— Begin DATA TO USE —

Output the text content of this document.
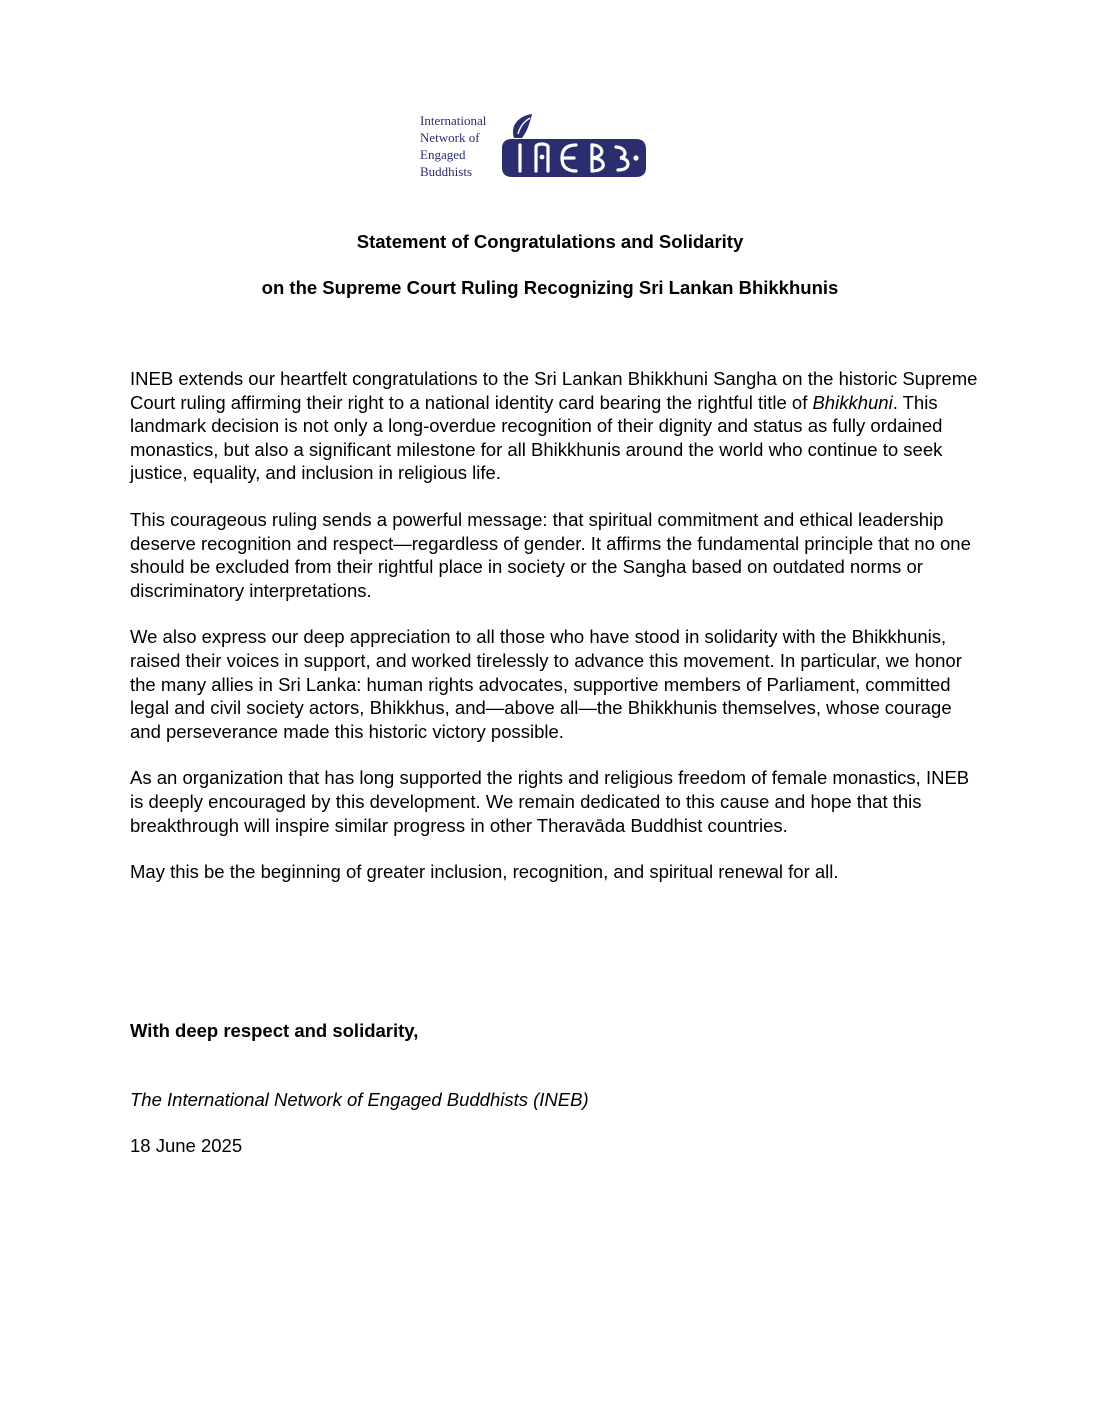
International
Network of
Engaged
Buddhists
Statement of Congratulations and Solidarity
on the Supreme Court Ruling Recognizing Sri Lankan Bhikkhunis

INEB extends our heartfelt congratulations to the Sri Lankan Bhikkhuni Sangha on the historic Supreme Court ruling affirming their right to a national identity card bearing the rightful title of Bhikkhuni. This landmark decision is not only a long-overdue recognition of their dignity and status as fully ordained monastics, but also a significant milestone for all Bhikkhunis around the world who continue to seek justice, equality, and inclusion in religious life.

This courageous ruling sends a powerful message: that spiritual commitment and ethical leadership deserve recognition and respect—regardless of gender. It affirms the fundamental principle that no one should be excluded from their rightful place in society or the Sangha based on outdated norms or discriminatory interpretations.

We also express our deep appreciation to all those who have stood in solidarity with the Bhikkhunis, raised their voices in support, and worked tirelessly to advance this movement. In particular, we honor the many allies in Sri Lanka: human rights advocates, supportive members of Parliament, committed legal and civil society actors, Bhikkhus, and—above all—the Bhikkhunis themselves, whose courage and perseverance made this historic victory possible.

As an organization that has long supported the rights and religious freedom of female monastics, INEB is deeply encouraged by this development. We remain dedicated to this cause and hope that this breakthrough will inspire similar progress in other Theravāda Buddhist countries.

May this be the beginning of greater inclusion, recognition, and spiritual renewal for all.

With deep respect and solidarity,

The International Network of Engaged Buddhists (INEB)

18 June 2025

— End DATA TO USE —

**THE TASK**. Exactly as written, return every line of the listing, but not the pictures.

**EXERCISE SOLUTION**.
Output the text content of this document.
International
Network of
Engaged
Buddhists
Statement of Congratulations and Solidarity
on the Supreme Court Ruling Recognizing Sri Lankan Bhikkhunis

INEB extends our heartfelt congratulations to the Sri Lankan Bhikkhuni Sangha on the historic Supreme Court ruling affirming their right to a national identity card bearing the rightful title of Bhikkhuni. This landmark decision is not only a long-overdue recognition of their dignity and status as fully ordained monastics, but also a significant milestone for all Bhikkhunis around the world who continue to seek justice, equality, and inclusion in religious life.

This courageous ruling sends a powerful message: that spiritual commitment and ethical leadership deserve recognition and respect—regardless of gender. It affirms the fundamental principle that no one should be excluded from their rightful place in society or the Sangha based on outdated norms or discriminatory interpretations.

We also express our deep appreciation to all those who have stood in solidarity with the Bhikkhunis, raised their voices in support, and worked tirelessly to advance this movement. In particular, we honor the many allies in Sri Lanka: human rights advocates, supportive members of Parliament, committed legal and civil society actors, Bhikkhus, and—above all—the Bhikkhunis themselves, whose courage and perseverance made this historic victory possible.

As an organization that has long supported the rights and religious freedom of female monastics, INEB is deeply encouraged by this development. We remain dedicated to this cause and hope that this breakthrough will inspire similar progress in other Theravāda Buddhist countries.

May this be the beginning of greater inclusion, recognition, and spiritual renewal for all.

With deep respect and solidarity,

The International Network of Engaged Buddhists (INEB)

18 June 2025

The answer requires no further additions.